BEGIN Stored records

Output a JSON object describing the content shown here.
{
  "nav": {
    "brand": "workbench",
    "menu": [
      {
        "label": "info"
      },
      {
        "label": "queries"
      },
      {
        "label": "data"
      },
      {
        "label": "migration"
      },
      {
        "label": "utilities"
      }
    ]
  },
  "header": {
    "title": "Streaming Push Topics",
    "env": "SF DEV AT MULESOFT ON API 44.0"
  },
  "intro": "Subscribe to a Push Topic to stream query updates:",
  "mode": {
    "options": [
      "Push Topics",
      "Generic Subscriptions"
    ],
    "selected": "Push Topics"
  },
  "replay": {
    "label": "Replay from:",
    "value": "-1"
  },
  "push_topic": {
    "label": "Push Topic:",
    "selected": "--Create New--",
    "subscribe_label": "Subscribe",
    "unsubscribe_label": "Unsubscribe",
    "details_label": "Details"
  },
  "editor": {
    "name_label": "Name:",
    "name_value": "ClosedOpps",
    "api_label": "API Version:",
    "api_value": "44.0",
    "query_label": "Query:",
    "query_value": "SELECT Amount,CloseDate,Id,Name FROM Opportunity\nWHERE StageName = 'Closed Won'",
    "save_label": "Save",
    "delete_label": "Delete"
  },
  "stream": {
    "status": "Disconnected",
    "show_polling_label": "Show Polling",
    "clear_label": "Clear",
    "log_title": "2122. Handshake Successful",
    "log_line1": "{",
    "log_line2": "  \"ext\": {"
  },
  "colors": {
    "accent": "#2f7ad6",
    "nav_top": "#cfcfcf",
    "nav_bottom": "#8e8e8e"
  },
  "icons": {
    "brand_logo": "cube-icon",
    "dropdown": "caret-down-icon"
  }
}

END Stored records

### Exercise task
Your task is to gather all lines from the entries above that hold the word "Topics".

### Solved exercise
    "title": "Streaming Push Topics",
      "Push Topics",
    "selected": "Push Topics"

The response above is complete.